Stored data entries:
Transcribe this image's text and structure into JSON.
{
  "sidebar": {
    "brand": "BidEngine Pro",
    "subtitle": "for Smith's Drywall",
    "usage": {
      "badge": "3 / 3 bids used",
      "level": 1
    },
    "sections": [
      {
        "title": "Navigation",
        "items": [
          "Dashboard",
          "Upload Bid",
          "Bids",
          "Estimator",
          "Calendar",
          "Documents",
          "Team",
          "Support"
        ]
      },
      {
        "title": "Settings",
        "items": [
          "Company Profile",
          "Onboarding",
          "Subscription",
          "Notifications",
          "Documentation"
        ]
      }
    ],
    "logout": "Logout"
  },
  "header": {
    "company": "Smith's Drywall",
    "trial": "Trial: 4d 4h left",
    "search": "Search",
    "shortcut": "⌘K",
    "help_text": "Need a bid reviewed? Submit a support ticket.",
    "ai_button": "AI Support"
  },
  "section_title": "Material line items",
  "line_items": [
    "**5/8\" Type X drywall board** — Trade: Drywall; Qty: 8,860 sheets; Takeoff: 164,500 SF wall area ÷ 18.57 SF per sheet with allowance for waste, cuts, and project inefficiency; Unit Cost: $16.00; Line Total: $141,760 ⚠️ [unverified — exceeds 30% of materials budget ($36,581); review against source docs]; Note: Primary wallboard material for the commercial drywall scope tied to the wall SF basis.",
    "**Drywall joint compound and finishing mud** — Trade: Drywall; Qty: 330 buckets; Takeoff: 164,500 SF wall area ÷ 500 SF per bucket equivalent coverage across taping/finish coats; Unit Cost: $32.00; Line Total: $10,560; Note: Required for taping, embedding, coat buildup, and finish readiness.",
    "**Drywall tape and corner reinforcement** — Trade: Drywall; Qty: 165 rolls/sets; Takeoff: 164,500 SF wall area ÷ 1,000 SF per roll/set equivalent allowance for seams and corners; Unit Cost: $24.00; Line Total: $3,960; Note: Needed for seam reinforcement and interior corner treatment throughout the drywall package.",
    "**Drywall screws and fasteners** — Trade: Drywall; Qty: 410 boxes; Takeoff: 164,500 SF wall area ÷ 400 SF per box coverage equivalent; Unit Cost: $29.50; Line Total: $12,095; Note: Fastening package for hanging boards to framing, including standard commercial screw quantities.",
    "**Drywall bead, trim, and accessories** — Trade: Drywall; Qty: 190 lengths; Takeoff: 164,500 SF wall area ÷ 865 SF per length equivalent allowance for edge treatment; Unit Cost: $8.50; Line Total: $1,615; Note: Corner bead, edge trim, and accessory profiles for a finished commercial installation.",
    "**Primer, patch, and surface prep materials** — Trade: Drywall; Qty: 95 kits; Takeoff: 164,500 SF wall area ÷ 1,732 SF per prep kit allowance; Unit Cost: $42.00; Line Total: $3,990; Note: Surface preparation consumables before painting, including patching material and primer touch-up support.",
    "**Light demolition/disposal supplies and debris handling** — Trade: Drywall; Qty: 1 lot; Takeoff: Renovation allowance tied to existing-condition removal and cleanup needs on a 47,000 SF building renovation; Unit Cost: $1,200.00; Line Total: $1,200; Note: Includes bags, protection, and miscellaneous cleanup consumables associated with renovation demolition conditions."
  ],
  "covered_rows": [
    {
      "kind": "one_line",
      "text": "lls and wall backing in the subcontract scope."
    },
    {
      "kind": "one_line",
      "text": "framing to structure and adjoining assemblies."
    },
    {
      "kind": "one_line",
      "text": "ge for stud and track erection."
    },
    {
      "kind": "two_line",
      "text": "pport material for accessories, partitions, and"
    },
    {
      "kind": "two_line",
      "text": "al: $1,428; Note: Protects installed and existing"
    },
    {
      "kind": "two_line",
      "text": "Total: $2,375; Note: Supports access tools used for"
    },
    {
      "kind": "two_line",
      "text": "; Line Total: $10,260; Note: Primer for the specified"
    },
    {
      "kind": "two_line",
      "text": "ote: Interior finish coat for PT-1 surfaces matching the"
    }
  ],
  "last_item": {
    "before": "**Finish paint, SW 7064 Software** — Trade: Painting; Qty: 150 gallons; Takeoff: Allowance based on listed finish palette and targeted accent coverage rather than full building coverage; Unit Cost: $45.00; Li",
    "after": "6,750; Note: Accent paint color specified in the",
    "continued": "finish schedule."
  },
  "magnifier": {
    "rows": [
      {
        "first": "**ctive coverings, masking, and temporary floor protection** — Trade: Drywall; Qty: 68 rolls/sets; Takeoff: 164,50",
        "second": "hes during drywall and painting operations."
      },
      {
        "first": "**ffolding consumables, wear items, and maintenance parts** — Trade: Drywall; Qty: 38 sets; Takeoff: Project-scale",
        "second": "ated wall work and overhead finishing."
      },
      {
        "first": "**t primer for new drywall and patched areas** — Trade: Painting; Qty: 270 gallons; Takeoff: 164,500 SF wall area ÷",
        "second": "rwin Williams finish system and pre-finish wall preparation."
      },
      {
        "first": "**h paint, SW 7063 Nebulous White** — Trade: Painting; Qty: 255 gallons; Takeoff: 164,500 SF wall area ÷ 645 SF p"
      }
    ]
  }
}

What is expected
Identify the lines above with the word "sets". Copy them.

Solution to this task
    "**Drywall tape and corner reinforcement** — Trade: Drywall; Qty: 165 rolls/sets; Takeoff: 164,500 SF wall area ÷ 1,000 SF per roll/set equivalent allowance for seams and corners; Unit Cost: $24.00; Line Total: $3,960; Note: Needed for seam reinforcement and interior corner treatment throughout the drywall package.",
        "first": "**ctive coverings, masking, and temporary floor protection** — Trade: Drywall; Qty: 68 rolls/sets; Takeoff: 164,50",
        "first": "**ffolding consumables, wear items, and maintenance parts** — Trade: Drywall; Qty: 38 sets; Takeoff: Project-scale",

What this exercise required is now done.